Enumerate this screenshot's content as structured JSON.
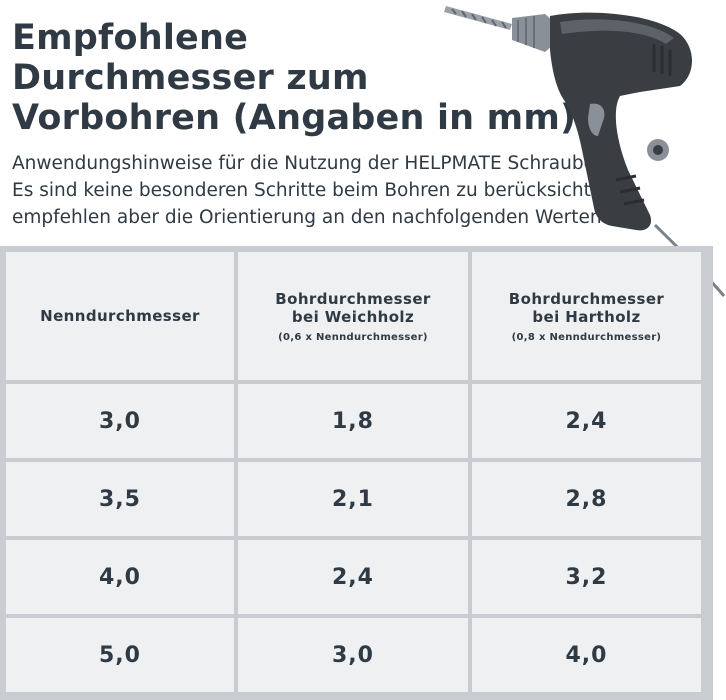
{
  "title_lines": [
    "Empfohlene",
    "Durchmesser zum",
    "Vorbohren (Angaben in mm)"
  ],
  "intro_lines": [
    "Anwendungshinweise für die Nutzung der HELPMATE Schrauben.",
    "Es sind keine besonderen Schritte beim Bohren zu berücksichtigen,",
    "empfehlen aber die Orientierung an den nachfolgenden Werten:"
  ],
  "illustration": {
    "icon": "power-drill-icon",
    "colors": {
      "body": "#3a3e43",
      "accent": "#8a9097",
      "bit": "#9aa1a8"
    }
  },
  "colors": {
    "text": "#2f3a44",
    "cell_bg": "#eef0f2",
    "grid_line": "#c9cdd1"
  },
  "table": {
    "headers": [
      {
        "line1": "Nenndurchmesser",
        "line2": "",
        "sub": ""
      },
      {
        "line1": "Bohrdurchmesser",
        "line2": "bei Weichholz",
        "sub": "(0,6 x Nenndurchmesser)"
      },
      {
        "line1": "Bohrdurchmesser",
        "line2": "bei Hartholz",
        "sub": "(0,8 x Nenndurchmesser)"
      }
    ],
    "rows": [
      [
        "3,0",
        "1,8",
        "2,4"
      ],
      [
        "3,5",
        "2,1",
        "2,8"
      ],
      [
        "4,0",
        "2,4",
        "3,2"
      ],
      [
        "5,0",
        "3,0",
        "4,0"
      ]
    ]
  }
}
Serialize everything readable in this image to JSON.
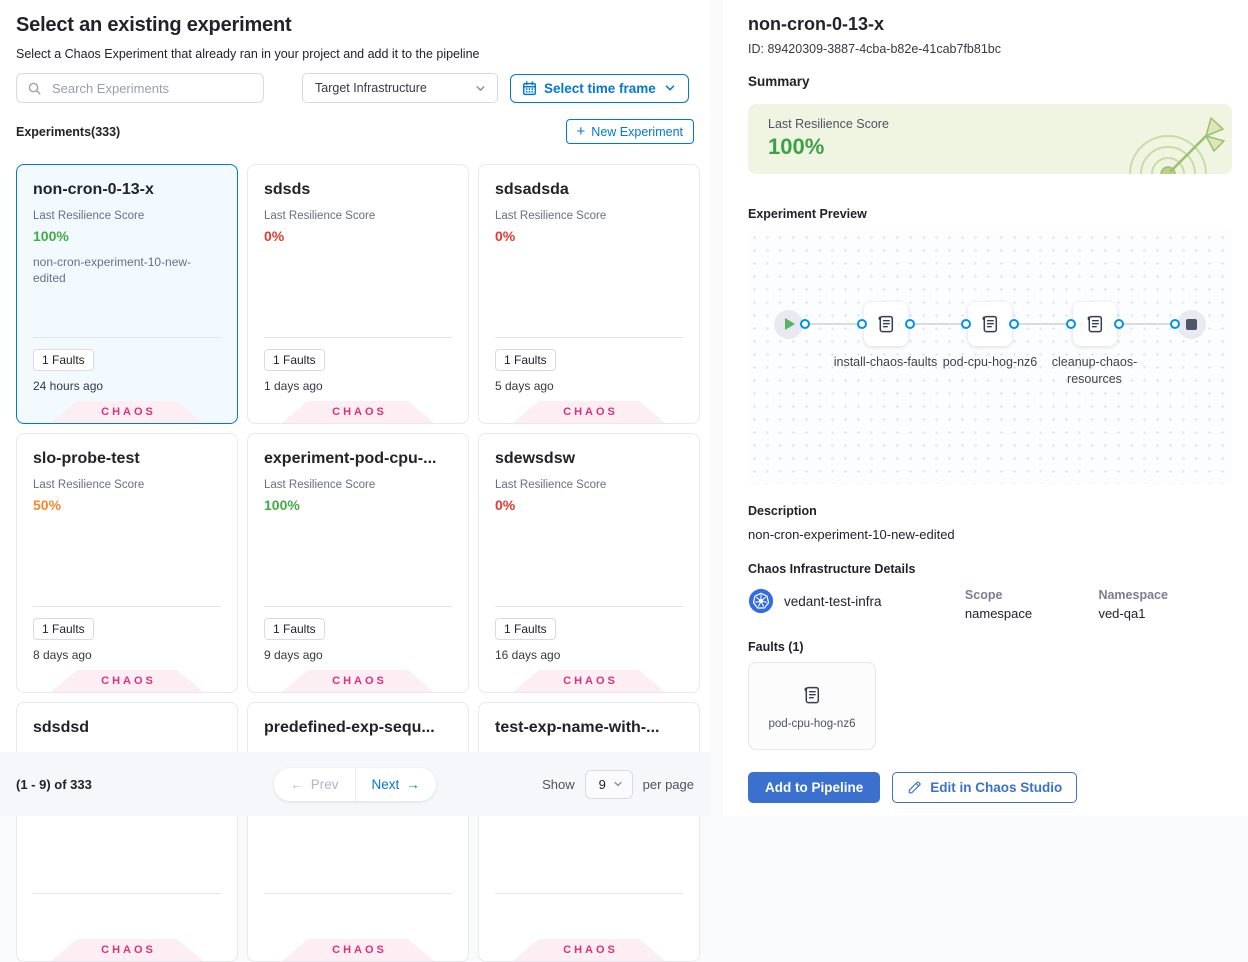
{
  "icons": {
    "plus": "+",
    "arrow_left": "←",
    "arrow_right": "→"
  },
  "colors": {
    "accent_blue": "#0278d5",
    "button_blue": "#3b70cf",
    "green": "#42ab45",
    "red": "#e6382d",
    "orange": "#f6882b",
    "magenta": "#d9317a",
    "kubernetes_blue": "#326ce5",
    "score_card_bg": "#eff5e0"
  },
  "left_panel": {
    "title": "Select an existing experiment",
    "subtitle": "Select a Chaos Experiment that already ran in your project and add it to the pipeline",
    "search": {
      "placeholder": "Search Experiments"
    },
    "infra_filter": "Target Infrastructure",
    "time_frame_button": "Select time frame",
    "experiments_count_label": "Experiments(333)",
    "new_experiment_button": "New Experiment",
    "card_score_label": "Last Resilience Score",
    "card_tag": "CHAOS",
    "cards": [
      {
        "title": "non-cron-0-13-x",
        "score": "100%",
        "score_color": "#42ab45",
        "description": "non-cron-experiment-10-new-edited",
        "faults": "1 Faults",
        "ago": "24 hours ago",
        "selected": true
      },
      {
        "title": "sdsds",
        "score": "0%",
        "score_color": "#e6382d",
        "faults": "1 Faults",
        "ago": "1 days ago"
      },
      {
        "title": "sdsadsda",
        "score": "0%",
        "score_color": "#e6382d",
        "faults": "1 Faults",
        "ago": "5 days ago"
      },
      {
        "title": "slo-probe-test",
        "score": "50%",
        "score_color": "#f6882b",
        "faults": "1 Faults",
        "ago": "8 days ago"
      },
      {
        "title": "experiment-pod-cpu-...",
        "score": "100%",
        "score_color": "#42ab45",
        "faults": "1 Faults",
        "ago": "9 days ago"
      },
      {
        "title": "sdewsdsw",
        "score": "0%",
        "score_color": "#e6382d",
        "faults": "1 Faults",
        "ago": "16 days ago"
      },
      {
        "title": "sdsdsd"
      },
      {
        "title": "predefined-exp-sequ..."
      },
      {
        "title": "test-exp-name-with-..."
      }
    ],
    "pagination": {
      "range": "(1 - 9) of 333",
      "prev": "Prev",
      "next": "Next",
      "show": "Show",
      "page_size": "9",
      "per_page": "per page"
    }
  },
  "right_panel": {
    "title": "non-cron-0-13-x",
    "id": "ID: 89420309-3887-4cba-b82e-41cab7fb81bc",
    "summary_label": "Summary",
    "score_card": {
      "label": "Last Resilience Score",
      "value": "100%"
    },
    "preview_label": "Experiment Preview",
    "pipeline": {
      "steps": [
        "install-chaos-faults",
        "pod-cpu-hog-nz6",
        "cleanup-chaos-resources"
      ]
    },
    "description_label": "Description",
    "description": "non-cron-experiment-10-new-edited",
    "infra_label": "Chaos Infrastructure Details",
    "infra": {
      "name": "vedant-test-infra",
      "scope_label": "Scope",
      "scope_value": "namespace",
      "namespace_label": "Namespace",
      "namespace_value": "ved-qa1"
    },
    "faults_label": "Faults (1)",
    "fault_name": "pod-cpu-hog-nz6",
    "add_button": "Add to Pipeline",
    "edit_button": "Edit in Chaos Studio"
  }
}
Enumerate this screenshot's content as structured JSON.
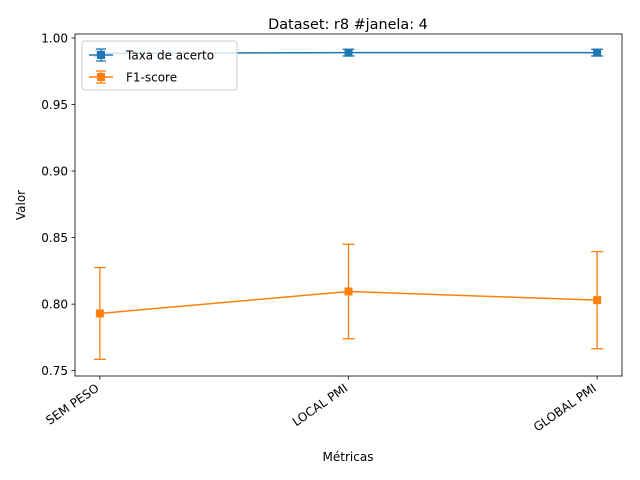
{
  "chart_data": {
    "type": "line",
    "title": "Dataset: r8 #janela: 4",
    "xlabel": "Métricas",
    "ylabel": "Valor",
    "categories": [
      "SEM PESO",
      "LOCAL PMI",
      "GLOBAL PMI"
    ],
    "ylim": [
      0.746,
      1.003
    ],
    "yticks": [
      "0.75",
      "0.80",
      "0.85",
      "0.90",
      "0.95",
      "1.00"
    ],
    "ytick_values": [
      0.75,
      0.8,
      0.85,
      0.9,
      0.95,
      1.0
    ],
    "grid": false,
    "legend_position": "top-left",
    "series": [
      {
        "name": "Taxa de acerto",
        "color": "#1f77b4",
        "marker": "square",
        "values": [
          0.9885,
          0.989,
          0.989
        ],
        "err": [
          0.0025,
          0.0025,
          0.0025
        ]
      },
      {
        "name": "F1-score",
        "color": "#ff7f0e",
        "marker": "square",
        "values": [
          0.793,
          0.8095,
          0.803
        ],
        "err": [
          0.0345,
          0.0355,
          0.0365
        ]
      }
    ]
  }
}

----------

• **STATED PROBLEM**
Reproduce all entries exactly. Pictures do not belong in the copy.

• **PROBLEM SOLUTION**
Enumerate this screenshot's content as structured JSON.
{
  "title_lines": [
    "Empfohlene",
    "Durchmesser zum",
    "Vorbohren (Angaben in mm)"
  ],
  "intro_lines": [
    "Anwendungshinweise für die Nutzung der HELPMATE Schrauben.",
    "Es sind keine besonderen Schritte beim Bohren zu berücksichtigen,",
    "empfehlen aber die Orientierung an den nachfolgenden Werten:"
  ],
  "illustration": {
    "icon": "power-drill-icon",
    "colors": {
      "body": "#3a3e43",
      "accent": "#8a9097",
      "bit": "#9aa1a8"
    }
  },
  "colors": {
    "text": "#2f3a44",
    "cell_bg": "#eef0f2",
    "grid_line": "#c9cdd1"
  },
  "table": {
    "headers": [
      {
        "line1": "Nenndurchmesser",
        "line2": "",
        "sub": ""
      },
      {
        "line1": "Bohrdurchmesser",
        "line2": "bei Weichholz",
        "sub": "(0,6 x Nenndurchmesser)"
      },
      {
        "line1": "Bohrdurchmesser",
        "line2": "bei Hartholz",
        "sub": "(0,8 x Nenndurchmesser)"
      }
    ],
    "rows": [
      [
        "3,0",
        "1,8",
        "2,4"
      ],
      [
        "3,5",
        "2,1",
        "2,8"
      ],
      [
        "4,0",
        "2,4",
        "3,2"
      ],
      [
        "5,0",
        "3,0",
        "4,0"
      ]
    ]
  }
}
Serialize everything readable in this image to JSON.
{
  "icons": {
    "plus": "+",
    "arrow_left": "←",
    "arrow_right": "→"
  },
  "colors": {
    "accent_blue": "#0278d5",
    "button_blue": "#3b70cf",
    "green": "#42ab45",
    "red": "#e6382d",
    "orange": "#f6882b",
    "magenta": "#d9317a",
    "kubernetes_blue": "#326ce5",
    "score_card_bg": "#eff5e0"
  },
  "left_panel": {
    "title": "Select an existing experiment",
    "subtitle": "Select a Chaos Experiment that already ran in your project and add it to the pipeline",
    "search": {
      "placeholder": "Search Experiments"
    },
    "infra_filter": "Target Infrastructure",
    "time_frame_button": "Select time frame",
    "experiments_count_label": "Experiments(333)",
    "new_experiment_button": "New Experiment",
    "card_score_label": "Last Resilience Score",
    "card_tag": "CHAOS",
    "cards": [
      {
        "title": "non-cron-0-13-x",
        "score": "100%",
        "score_color": "#42ab45",
        "description": "non-cron-experiment-10-new-edited",
        "faults": "1 Faults",
        "ago": "24 hours ago",
        "selected": true
      },
      {
        "title": "sdsds",
        "score": "0%",
        "score_color": "#e6382d",
        "faults": "1 Faults",
        "ago": "1 days ago"
      },
      {
        "title": "sdsadsda",
        "score": "0%",
        "score_color": "#e6382d",
        "faults": "1 Faults",
        "ago": "5 days ago"
      },
      {
        "title": "slo-probe-test",
        "score": "50%",
        "score_color": "#f6882b",
        "faults": "1 Faults",
        "ago": "8 days ago"
      },
      {
        "title": "experiment-pod-cpu-...",
        "score": "100%",
        "score_color": "#42ab45",
        "faults": "1 Faults",
        "ago": "9 days ago"
      },
      {
        "title": "sdewsdsw",
        "score": "0%",
        "score_color": "#e6382d",
        "faults": "1 Faults",
        "ago": "16 days ago"
      },
      {
        "title": "sdsdsd"
      },
      {
        "title": "predefined-exp-sequ..."
      },
      {
        "title": "test-exp-name-with-..."
      }
    ],
    "pagination": {
      "range": "(1 - 9) of 333",
      "prev": "Prev",
      "next": "Next",
      "show": "Show",
      "page_size": "9",
      "per_page": "per page"
    }
  },
  "right_panel": {
    "title": "non-cron-0-13-x",
    "id": "ID: 89420309-3887-4cba-b82e-41cab7fb81bc",
    "summary_label": "Summary",
    "score_card": {
      "label": "Last Resilience Score",
      "value": "100%"
    },
    "preview_label": "Experiment Preview",
    "pipeline": {
      "steps": [
        "install-chaos-faults",
        "pod-cpu-hog-nz6",
        "cleanup-chaos-resources"
      ]
    },
    "description_label": "Description",
    "description": "non-cron-experiment-10-new-edited",
    "infra_label": "Chaos Infrastructure Details",
    "infra": {
      "name": "vedant-test-infra",
      "scope_label": "Scope",
      "scope_value": "namespace",
      "namespace_label": "Namespace",
      "namespace_value": "ved-qa1"
    },
    "faults_label": "Faults (1)",
    "fault_name": "pod-cpu-hog-nz6",
    "add_button": "Add to Pipeline",
    "edit_button": "Edit in Chaos Studio"
  }
}
Enumerate this screenshot's content as structured JSON.
{
  "chart_data": {
    "type": "line",
    "title": "Dataset: r8 #janela: 4",
    "xlabel": "Métricas",
    "ylabel": "Valor",
    "categories": [
      "SEM PESO",
      "LOCAL PMI",
      "GLOBAL PMI"
    ],
    "ylim": [
      0.746,
      1.003
    ],
    "yticks": [
      "0.75",
      "0.80",
      "0.85",
      "0.90",
      "0.95",
      "1.00"
    ],
    "ytick_values": [
      0.75,
      0.8,
      0.85,
      0.9,
      0.95,
      1.0
    ],
    "grid": false,
    "legend_position": "top-left",
    "series": [
      {
        "name": "Taxa de acerto",
        "color": "#1f77b4",
        "marker": "square",
        "values": [
          0.9885,
          0.989,
          0.989
        ],
        "err": [
          0.0025,
          0.0025,
          0.0025
        ]
      },
      {
        "name": "F1-score",
        "color": "#ff7f0e",
        "marker": "square",
        "values": [
          0.793,
          0.8095,
          0.803
        ],
        "err": [
          0.0345,
          0.0355,
          0.0365
        ]
      }
    ]
  }
}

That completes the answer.